══ RECORDS SHOWN

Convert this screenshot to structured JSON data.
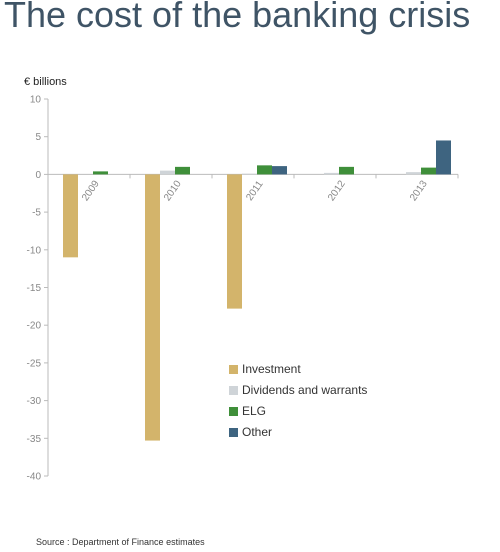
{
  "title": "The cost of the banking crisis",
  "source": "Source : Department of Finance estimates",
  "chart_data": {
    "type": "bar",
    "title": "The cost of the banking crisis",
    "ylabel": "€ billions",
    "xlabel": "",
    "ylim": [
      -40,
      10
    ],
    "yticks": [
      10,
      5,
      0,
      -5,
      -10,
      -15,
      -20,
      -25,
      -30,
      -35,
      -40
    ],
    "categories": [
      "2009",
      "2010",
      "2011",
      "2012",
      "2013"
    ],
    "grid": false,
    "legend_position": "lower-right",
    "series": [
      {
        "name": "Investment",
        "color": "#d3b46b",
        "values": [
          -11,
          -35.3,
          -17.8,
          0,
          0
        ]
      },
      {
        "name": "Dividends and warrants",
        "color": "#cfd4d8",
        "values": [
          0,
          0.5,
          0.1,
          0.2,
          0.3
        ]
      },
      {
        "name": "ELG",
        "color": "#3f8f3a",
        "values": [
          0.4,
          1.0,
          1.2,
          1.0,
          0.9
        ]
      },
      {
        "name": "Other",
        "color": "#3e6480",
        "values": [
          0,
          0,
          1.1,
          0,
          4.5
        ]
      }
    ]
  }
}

════

- WHAT IS BEING ASKED:
The records above must be echoed exactly, minus their pictures.

- THE OUTPUT:
Convert this screenshot to structured JSON data.
{
  "title": "The cost of the banking crisis",
  "source": "Source : Department of Finance estimates",
  "chart_data": {
    "type": "bar",
    "title": "The cost of the banking crisis",
    "ylabel": "€ billions",
    "xlabel": "",
    "ylim": [
      -40,
      10
    ],
    "yticks": [
      10,
      5,
      0,
      -5,
      -10,
      -15,
      -20,
      -25,
      -30,
      -35,
      -40
    ],
    "categories": [
      "2009",
      "2010",
      "2011",
      "2012",
      "2013"
    ],
    "grid": false,
    "legend_position": "lower-right",
    "series": [
      {
        "name": "Investment",
        "color": "#d3b46b",
        "values": [
          -11,
          -35.3,
          -17.8,
          0,
          0
        ]
      },
      {
        "name": "Dividends and warrants",
        "color": "#cfd4d8",
        "values": [
          0,
          0.5,
          0.1,
          0.2,
          0.3
        ]
      },
      {
        "name": "ELG",
        "color": "#3f8f3a",
        "values": [
          0.4,
          1.0,
          1.2,
          1.0,
          0.9
        ]
      },
      {
        "name": "Other",
        "color": "#3e6480",
        "values": [
          0,
          0,
          1.1,
          0,
          4.5
        ]
      }
    ]
  }
}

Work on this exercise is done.